(Part of a data file)
******************************
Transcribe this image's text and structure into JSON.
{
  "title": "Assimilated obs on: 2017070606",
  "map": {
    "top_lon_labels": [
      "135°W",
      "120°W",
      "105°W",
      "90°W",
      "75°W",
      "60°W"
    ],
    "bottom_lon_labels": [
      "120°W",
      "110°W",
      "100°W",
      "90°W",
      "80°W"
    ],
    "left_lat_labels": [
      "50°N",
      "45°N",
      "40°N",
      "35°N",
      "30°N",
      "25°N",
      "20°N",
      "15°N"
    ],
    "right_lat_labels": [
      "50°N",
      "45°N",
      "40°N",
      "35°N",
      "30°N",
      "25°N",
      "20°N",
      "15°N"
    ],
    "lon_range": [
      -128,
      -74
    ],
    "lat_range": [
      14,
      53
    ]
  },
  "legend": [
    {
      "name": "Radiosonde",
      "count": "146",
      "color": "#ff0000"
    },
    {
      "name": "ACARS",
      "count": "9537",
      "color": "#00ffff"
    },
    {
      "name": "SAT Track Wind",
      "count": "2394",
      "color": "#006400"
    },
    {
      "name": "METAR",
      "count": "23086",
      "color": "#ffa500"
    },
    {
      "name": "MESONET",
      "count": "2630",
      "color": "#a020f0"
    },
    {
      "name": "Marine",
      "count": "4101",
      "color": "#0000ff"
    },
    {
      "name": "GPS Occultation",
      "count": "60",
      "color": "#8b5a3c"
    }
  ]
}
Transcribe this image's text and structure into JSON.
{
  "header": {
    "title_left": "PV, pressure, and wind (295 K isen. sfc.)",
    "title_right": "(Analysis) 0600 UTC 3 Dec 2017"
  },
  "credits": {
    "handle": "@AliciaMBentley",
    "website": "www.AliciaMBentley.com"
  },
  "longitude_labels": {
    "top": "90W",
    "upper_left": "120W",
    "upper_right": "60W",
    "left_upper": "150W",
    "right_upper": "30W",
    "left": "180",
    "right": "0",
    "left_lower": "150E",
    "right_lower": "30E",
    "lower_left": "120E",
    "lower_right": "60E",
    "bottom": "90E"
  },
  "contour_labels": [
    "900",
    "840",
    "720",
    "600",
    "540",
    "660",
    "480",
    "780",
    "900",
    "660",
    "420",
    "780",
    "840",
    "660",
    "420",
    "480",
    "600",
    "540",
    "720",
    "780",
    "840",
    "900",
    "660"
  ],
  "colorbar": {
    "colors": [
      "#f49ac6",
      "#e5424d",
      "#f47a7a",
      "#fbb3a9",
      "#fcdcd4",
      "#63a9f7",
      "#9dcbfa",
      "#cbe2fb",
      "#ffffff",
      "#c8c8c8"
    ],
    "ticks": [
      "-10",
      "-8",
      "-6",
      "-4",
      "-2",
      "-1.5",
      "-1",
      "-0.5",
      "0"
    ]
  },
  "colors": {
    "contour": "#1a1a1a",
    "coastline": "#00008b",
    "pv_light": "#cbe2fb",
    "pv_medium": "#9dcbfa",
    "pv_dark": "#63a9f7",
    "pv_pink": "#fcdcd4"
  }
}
******************************
INSTRUCTIONS TO FOLLOW –
Retype every entry word for word.

EXERCISE RESULT –
Transcribe this image's text and structure into JSON.
{
  "title": "Assimilated obs on: 2017070606",
  "map": {
    "top_lon_labels": [
      "135°W",
      "120°W",
      "105°W",
      "90°W",
      "75°W",
      "60°W"
    ],
    "bottom_lon_labels": [
      "120°W",
      "110°W",
      "100°W",
      "90°W",
      "80°W"
    ],
    "left_lat_labels": [
      "50°N",
      "45°N",
      "40°N",
      "35°N",
      "30°N",
      "25°N",
      "20°N",
      "15°N"
    ],
    "right_lat_labels": [
      "50°N",
      "45°N",
      "40°N",
      "35°N",
      "30°N",
      "25°N",
      "20°N",
      "15°N"
    ],
    "lon_range": [
      -128,
      -74
    ],
    "lat_range": [
      14,
      53
    ]
  },
  "legend": [
    {
      "name": "Radiosonde",
      "count": "146",
      "color": "#ff0000"
    },
    {
      "name": "ACARS",
      "count": "9537",
      "color": "#00ffff"
    },
    {
      "name": "SAT Track Wind",
      "count": "2394",
      "color": "#006400"
    },
    {
      "name": "METAR",
      "count": "23086",
      "color": "#ffa500"
    },
    {
      "name": "MESONET",
      "count": "2630",
      "color": "#a020f0"
    },
    {
      "name": "Marine",
      "count": "4101",
      "color": "#0000ff"
    },
    {
      "name": "GPS Occultation",
      "count": "60",
      "color": "#8b5a3c"
    }
  ]
}
Transcribe this image's text and structure into JSON.
{
  "header": {
    "title_left": "PV, pressure, and wind (295 K isen. sfc.)",
    "title_right": "(Analysis) 0600 UTC 3 Dec 2017"
  },
  "credits": {
    "handle": "@AliciaMBentley",
    "website": "www.AliciaMBentley.com"
  },
  "longitude_labels": {
    "top": "90W",
    "upper_left": "120W",
    "upper_right": "60W",
    "left_upper": "150W",
    "right_upper": "30W",
    "left": "180",
    "right": "0",
    "left_lower": "150E",
    "right_lower": "30E",
    "lower_left": "120E",
    "lower_right": "60E",
    "bottom": "90E"
  },
  "contour_labels": [
    "900",
    "840",
    "720",
    "600",
    "540",
    "660",
    "480",
    "780",
    "900",
    "660",
    "420",
    "780",
    "840",
    "660",
    "420",
    "480",
    "600",
    "540",
    "720",
    "780",
    "840",
    "900",
    "660"
  ],
  "colorbar": {
    "colors": [
      "#f49ac6",
      "#e5424d",
      "#f47a7a",
      "#fbb3a9",
      "#fcdcd4",
      "#63a9f7",
      "#9dcbfa",
      "#cbe2fb",
      "#ffffff",
      "#c8c8c8"
    ],
    "ticks": [
      "-10",
      "-8",
      "-6",
      "-4",
      "-2",
      "-1.5",
      "-1",
      "-0.5",
      "0"
    ]
  },
  "colors": {
    "contour": "#1a1a1a",
    "coastline": "#00008b",
    "pv_light": "#cbe2fb",
    "pv_medium": "#9dcbfa",
    "pv_dark": "#63a9f7",
    "pv_pink": "#fcdcd4"
  }
}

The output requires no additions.